*Written task:* Please quote the material exactly, every line of it.

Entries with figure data
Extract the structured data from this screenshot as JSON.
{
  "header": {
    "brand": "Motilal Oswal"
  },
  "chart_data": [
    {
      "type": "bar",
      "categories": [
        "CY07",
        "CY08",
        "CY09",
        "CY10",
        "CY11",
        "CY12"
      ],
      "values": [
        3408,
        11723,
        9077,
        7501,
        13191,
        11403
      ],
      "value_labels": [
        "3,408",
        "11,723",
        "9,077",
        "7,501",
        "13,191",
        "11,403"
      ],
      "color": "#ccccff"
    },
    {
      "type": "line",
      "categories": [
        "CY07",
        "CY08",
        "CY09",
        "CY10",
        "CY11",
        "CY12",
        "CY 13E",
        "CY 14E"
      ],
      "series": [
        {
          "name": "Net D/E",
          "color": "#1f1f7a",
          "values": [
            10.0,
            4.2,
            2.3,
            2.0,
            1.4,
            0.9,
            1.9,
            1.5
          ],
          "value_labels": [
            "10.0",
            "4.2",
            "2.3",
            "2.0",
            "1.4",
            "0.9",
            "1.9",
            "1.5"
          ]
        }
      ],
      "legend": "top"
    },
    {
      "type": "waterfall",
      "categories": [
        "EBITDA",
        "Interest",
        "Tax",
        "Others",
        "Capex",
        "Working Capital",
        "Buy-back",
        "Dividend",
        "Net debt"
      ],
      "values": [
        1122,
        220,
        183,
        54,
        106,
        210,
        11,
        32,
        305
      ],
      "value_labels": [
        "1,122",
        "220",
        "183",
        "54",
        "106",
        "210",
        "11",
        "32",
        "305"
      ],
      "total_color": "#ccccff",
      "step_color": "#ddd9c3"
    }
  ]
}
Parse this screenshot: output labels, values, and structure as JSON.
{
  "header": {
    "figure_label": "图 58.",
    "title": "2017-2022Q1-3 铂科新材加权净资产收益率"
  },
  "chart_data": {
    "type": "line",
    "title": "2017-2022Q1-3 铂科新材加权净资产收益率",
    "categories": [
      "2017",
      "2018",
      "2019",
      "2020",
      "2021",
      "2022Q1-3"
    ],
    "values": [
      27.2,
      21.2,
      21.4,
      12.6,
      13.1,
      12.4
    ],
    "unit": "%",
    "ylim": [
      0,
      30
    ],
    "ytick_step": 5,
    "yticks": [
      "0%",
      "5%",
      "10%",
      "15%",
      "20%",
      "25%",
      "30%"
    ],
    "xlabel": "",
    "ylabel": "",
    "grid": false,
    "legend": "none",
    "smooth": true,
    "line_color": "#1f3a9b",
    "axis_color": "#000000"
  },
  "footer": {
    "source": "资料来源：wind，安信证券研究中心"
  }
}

*Solution to this problem:*
Extract the structured data from this screenshot as JSON.
{
  "header": {
    "brand": "Motilal Oswal"
  },
  "chart_data": [
    {
      "type": "bar",
      "categories": [
        "CY07",
        "CY08",
        "CY09",
        "CY10",
        "CY11",
        "CY12"
      ],
      "values": [
        3408,
        11723,
        9077,
        7501,
        13191,
        11403
      ],
      "value_labels": [
        "3,408",
        "11,723",
        "9,077",
        "7,501",
        "13,191",
        "11,403"
      ],
      "color": "#ccccff"
    },
    {
      "type": "line",
      "categories": [
        "CY07",
        "CY08",
        "CY09",
        "CY10",
        "CY11",
        "CY12",
        "CY 13E",
        "CY 14E"
      ],
      "series": [
        {
          "name": "Net D/E",
          "color": "#1f1f7a",
          "values": [
            10.0,
            4.2,
            2.3,
            2.0,
            1.4,
            0.9,
            1.9,
            1.5
          ],
          "value_labels": [
            "10.0",
            "4.2",
            "2.3",
            "2.0",
            "1.4",
            "0.9",
            "1.9",
            "1.5"
          ]
        }
      ],
      "legend": "top"
    },
    {
      "type": "waterfall",
      "categories": [
        "EBITDA",
        "Interest",
        "Tax",
        "Others",
        "Capex",
        "Working Capital",
        "Buy-back",
        "Dividend",
        "Net debt"
      ],
      "values": [
        1122,
        220,
        183,
        54,
        106,
        210,
        11,
        32,
        305
      ],
      "value_labels": [
        "1,122",
        "220",
        "183",
        "54",
        "106",
        "210",
        "11",
        "32",
        "305"
      ],
      "total_color": "#ccccff",
      "step_color": "#ddd9c3"
    }
  ]
}
Parse this screenshot: output labels, values, and structure as JSON.
{
  "header": {
    "figure_label": "图 58.",
    "title": "2017-2022Q1-3 铂科新材加权净资产收益率"
  },
  "chart_data": {
    "type": "line",
    "title": "2017-2022Q1-3 铂科新材加权净资产收益率",
    "categories": [
      "2017",
      "2018",
      "2019",
      "2020",
      "2021",
      "2022Q1-3"
    ],
    "values": [
      27.2,
      21.2,
      21.4,
      12.6,
      13.1,
      12.4
    ],
    "unit": "%",
    "ylim": [
      0,
      30
    ],
    "ytick_step": 5,
    "yticks": [
      "0%",
      "5%",
      "10%",
      "15%",
      "20%",
      "25%",
      "30%"
    ],
    "xlabel": "",
    "ylabel": "",
    "grid": false,
    "legend": "none",
    "smooth": true,
    "line_color": "#1f3a9b",
    "axis_color": "#000000"
  },
  "footer": {
    "source": "资料来源：wind，安信证券研究中心"
  }
}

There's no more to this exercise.